== RECORDED INFORMATION
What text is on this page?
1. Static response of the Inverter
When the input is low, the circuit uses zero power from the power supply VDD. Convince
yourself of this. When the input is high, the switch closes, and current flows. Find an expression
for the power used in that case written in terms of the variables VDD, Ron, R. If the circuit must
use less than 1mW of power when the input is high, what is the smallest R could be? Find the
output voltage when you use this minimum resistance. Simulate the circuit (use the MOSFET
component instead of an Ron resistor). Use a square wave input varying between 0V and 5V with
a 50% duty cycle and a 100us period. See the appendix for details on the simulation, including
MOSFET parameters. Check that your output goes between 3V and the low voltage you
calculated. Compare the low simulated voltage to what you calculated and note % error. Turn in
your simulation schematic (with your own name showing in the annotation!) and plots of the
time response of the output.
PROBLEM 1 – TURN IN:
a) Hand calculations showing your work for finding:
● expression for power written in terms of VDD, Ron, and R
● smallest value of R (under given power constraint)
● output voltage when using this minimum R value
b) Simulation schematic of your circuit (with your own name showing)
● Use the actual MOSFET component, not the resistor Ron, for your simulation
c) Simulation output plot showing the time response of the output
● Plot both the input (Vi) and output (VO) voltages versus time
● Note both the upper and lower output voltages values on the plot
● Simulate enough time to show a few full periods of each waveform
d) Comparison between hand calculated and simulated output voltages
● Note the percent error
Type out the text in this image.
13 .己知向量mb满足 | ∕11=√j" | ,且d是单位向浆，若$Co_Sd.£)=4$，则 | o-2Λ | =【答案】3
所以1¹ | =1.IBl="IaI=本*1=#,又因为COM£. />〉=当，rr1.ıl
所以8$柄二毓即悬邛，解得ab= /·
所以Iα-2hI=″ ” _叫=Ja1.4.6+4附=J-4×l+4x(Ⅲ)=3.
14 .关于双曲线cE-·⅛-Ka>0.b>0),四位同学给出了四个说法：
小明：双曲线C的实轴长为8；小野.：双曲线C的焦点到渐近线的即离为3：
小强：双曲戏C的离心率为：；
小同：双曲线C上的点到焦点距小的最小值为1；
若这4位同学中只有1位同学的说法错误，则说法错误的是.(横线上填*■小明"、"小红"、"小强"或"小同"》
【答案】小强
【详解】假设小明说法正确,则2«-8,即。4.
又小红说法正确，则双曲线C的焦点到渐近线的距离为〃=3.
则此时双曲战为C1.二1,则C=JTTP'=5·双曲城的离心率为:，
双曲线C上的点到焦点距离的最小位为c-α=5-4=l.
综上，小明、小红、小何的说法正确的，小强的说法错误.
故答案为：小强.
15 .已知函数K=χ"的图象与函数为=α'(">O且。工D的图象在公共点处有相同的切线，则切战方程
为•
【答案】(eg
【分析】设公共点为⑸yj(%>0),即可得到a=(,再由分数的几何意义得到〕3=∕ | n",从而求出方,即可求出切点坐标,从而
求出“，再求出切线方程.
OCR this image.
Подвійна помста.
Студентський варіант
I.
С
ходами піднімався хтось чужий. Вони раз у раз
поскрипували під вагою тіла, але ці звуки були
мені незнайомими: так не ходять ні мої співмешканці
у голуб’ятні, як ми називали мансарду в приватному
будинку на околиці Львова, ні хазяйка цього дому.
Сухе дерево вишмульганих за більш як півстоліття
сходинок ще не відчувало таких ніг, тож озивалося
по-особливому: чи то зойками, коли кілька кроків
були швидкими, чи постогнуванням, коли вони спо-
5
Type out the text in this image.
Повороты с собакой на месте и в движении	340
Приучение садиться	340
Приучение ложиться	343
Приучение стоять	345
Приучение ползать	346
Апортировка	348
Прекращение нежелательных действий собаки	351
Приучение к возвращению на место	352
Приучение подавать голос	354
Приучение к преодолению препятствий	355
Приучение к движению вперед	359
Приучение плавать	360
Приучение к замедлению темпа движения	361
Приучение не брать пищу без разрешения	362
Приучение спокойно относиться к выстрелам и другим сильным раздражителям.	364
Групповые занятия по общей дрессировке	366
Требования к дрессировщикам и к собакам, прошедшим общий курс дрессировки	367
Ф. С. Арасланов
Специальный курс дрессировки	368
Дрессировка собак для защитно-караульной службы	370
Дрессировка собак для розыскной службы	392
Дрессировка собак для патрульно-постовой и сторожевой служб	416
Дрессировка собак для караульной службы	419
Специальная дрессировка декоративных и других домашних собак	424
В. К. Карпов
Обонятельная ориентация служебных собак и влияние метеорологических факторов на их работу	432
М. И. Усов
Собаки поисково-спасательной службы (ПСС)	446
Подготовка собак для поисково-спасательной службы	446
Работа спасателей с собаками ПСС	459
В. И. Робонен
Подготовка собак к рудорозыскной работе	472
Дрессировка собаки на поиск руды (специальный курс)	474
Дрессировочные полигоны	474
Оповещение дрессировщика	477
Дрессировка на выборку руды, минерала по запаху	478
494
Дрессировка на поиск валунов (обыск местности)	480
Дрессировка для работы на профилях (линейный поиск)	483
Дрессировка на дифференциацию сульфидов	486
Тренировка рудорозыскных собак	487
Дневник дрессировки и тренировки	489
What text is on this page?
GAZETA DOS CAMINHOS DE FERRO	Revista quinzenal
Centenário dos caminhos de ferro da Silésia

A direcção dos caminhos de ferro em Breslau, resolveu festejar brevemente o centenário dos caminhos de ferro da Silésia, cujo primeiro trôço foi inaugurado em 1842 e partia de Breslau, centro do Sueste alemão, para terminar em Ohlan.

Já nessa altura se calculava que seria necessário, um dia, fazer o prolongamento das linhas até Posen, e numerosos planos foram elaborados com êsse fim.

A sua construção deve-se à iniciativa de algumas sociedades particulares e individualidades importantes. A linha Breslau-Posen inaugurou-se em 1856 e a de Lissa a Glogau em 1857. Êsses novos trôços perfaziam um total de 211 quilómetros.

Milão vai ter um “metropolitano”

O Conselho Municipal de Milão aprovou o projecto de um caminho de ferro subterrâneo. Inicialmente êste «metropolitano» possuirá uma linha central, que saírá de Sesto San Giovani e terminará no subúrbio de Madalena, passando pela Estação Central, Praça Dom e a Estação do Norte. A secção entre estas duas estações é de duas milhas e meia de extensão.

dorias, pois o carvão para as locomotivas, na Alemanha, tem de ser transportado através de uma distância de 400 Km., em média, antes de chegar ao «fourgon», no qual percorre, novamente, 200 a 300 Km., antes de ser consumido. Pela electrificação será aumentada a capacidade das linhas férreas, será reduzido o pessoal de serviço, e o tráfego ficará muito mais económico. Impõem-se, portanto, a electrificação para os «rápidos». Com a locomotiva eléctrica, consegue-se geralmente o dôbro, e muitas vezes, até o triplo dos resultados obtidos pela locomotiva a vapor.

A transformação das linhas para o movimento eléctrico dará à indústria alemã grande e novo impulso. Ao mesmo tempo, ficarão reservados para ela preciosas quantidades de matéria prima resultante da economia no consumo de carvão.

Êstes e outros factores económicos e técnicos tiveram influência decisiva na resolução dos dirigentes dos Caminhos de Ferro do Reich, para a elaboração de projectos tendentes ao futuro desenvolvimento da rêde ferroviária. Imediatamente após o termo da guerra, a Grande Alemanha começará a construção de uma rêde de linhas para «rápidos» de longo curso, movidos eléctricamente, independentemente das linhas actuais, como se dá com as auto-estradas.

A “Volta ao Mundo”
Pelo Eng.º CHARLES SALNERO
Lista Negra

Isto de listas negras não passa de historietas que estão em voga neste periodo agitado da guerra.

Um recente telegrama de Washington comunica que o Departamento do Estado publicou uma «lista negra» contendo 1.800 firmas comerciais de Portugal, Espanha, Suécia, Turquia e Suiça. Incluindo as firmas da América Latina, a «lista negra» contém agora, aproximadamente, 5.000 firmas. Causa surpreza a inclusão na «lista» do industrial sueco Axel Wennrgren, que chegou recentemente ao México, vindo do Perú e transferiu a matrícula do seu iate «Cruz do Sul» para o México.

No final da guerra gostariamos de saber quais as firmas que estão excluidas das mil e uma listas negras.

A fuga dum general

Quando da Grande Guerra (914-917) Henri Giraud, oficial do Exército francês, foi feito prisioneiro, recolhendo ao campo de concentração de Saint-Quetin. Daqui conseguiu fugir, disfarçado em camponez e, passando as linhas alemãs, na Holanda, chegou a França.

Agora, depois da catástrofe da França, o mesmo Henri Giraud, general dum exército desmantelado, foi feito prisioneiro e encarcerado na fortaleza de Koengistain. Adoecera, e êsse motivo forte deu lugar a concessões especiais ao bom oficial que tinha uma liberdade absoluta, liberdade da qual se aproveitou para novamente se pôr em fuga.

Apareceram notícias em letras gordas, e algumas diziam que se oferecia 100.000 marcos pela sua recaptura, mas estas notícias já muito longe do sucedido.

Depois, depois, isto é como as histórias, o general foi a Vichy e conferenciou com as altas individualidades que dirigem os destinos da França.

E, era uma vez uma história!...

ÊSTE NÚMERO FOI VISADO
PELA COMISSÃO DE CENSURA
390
====
§ TASK INSTRUCTIONS: For each line above that contains the word "спасательной", copy that line.

§ RESPONSE:
Собаки поисково-спасательной службы (ПСС)	446
Подготовка собак для поисково-спасательной службы	446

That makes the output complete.